#### TASK:
Of the lines in this material, how many contain "SMPN"? Answer with a single number only.
Start of DATASET EXCERPTS
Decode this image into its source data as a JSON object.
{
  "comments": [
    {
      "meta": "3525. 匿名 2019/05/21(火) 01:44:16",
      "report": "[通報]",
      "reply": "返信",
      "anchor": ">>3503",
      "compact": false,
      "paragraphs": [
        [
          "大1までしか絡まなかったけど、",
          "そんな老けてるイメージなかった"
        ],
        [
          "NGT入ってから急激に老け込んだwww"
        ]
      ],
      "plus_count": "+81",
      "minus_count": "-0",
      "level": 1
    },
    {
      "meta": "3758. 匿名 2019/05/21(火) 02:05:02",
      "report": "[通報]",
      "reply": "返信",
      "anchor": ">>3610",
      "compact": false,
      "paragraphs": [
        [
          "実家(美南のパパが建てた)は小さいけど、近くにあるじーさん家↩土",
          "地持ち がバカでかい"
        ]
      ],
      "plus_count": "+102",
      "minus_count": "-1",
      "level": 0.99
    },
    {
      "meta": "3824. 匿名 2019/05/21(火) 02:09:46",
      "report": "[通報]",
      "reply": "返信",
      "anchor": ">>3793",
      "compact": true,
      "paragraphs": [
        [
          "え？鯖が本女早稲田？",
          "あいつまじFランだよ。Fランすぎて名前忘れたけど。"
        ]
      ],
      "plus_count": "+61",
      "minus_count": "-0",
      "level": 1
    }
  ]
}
End of DATASET EXCERPTS
Start of DATASET EXCERPTS
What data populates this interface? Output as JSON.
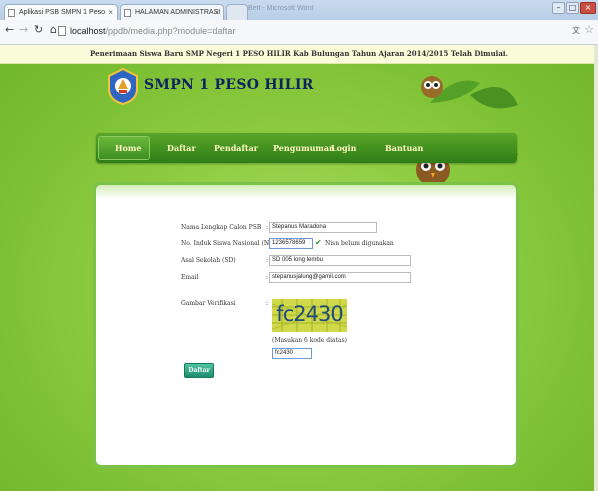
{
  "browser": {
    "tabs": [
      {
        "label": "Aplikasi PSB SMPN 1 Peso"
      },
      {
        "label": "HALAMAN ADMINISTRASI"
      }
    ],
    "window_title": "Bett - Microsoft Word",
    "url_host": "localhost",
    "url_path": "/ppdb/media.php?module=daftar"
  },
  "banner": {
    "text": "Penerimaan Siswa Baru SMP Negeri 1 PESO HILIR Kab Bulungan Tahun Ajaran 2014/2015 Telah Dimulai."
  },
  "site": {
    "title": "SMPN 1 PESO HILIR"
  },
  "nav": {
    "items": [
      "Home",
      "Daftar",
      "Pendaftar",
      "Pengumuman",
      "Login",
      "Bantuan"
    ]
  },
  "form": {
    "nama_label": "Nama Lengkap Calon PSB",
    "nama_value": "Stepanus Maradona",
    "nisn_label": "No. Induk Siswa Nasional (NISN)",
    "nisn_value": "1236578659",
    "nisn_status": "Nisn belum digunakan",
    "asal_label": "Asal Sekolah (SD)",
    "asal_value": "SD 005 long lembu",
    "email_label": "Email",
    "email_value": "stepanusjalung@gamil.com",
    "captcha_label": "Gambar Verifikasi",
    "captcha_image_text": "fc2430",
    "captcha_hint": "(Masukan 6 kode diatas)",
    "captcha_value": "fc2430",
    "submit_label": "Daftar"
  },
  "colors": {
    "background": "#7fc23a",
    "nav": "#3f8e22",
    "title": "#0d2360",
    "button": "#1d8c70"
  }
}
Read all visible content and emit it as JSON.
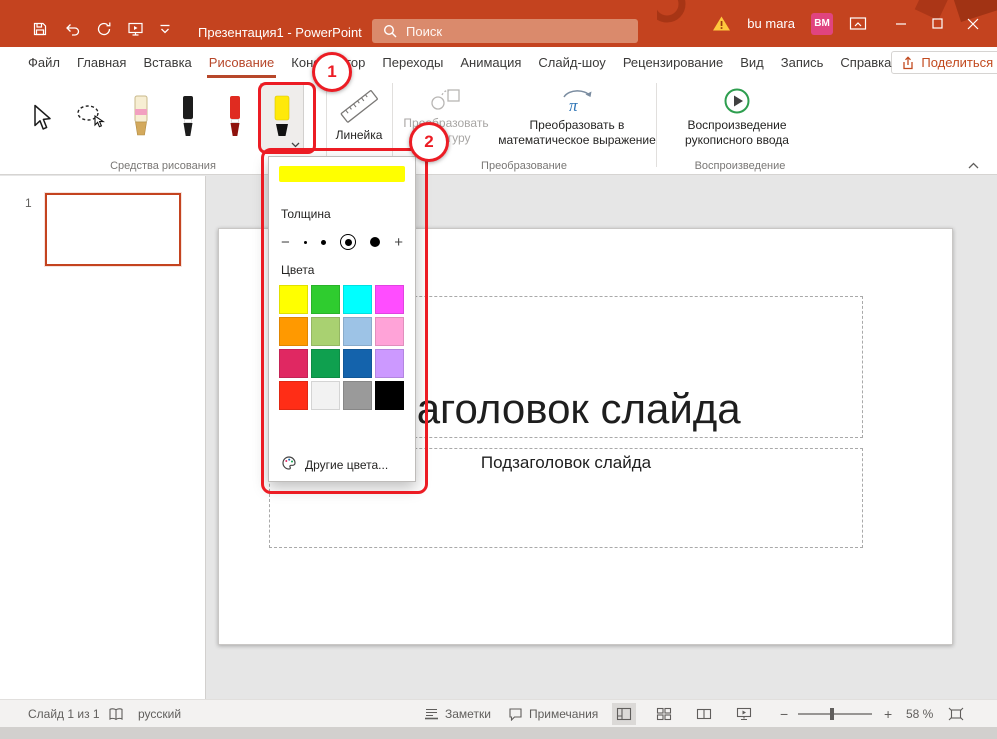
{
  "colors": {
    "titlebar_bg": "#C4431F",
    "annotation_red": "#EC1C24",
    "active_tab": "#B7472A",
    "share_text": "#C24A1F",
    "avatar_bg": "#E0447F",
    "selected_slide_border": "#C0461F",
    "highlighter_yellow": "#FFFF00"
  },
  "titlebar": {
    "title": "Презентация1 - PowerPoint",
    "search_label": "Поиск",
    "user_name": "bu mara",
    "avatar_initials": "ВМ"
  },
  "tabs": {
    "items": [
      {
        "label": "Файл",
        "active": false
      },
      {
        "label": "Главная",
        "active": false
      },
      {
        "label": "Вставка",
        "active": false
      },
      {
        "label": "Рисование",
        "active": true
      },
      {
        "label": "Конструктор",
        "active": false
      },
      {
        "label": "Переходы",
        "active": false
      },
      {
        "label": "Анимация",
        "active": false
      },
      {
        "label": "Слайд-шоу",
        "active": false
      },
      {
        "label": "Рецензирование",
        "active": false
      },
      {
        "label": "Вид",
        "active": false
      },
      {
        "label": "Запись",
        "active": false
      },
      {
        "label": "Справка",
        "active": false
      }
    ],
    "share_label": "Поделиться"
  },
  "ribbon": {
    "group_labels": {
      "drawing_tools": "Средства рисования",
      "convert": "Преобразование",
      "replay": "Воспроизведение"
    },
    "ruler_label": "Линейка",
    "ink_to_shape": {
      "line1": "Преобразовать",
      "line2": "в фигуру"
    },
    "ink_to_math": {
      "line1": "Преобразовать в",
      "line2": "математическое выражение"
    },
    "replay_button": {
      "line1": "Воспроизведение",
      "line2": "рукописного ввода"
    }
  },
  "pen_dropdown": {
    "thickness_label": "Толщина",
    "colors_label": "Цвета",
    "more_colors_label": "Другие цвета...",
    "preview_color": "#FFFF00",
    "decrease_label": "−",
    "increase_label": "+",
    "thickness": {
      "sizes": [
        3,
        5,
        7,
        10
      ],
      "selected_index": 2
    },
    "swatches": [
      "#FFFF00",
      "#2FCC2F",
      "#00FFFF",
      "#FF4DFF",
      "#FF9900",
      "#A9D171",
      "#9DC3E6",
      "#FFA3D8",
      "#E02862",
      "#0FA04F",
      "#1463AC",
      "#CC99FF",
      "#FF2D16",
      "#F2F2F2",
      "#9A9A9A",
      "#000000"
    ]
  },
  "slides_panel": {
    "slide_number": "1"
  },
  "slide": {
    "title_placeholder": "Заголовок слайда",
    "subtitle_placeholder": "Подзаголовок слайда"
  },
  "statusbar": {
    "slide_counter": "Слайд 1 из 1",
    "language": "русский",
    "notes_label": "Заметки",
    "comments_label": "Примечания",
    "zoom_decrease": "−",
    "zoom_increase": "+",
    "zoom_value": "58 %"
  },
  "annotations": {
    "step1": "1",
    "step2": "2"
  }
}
End of DATASET EXCERPTS
Start of DATASET EXCERPTS
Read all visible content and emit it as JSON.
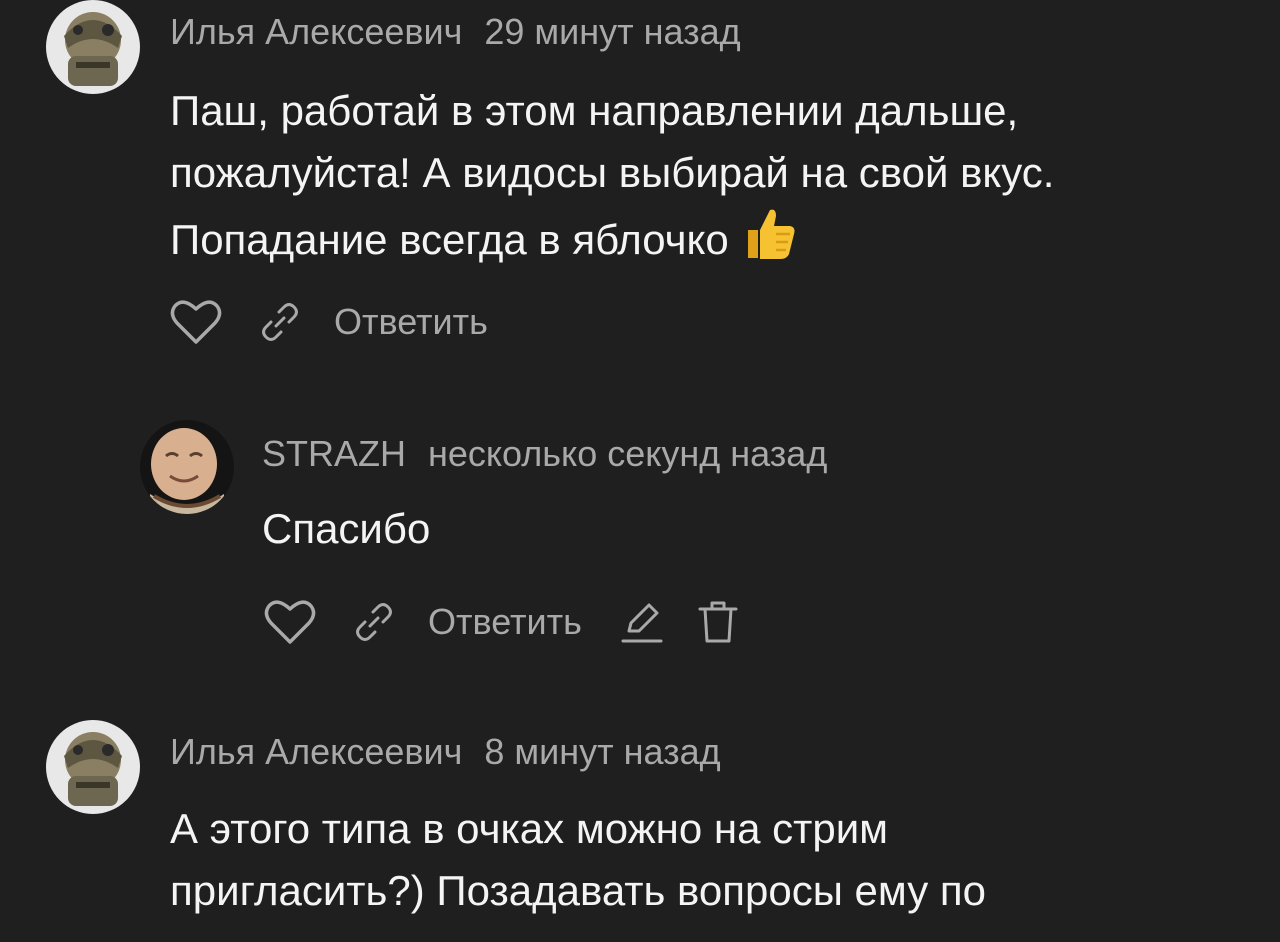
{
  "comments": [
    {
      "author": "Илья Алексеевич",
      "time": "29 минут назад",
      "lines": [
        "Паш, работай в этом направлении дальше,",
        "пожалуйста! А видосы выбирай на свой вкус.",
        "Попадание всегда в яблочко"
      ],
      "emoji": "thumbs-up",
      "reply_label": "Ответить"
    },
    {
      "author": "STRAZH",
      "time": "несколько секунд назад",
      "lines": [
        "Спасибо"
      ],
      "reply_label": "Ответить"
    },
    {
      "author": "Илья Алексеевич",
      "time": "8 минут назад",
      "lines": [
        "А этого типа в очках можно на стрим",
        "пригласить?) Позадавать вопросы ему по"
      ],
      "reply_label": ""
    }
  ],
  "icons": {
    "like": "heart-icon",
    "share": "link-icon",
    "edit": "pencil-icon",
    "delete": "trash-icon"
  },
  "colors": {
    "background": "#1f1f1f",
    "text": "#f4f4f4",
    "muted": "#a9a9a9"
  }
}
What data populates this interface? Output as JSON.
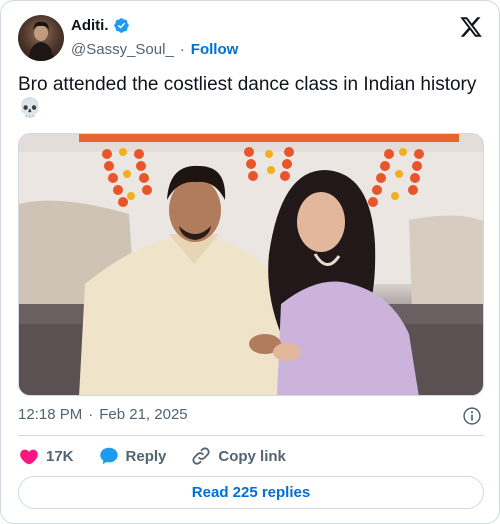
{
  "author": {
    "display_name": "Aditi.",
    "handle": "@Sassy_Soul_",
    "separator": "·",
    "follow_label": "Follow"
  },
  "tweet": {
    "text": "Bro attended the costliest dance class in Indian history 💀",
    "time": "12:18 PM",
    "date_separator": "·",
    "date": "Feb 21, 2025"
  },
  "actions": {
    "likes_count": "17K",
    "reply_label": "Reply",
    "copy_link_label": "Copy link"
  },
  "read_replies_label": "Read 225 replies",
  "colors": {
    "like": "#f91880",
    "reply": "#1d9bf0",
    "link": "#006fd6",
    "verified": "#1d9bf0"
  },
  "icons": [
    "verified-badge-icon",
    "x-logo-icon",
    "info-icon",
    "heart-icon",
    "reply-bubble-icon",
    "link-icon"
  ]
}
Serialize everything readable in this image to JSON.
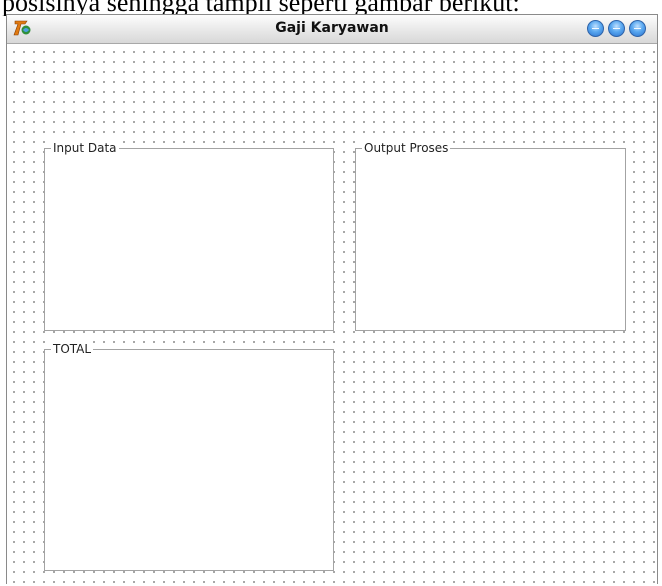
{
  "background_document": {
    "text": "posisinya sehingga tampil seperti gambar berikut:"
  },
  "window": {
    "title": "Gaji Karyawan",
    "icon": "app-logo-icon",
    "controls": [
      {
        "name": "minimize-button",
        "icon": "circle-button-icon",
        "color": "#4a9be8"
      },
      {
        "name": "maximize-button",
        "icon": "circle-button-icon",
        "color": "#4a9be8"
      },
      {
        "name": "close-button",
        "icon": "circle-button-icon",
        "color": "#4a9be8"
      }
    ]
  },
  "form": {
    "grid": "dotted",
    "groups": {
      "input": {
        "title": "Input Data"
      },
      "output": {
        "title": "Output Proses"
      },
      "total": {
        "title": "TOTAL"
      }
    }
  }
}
End of DATASET EXCERPTS
#### REPLY:
2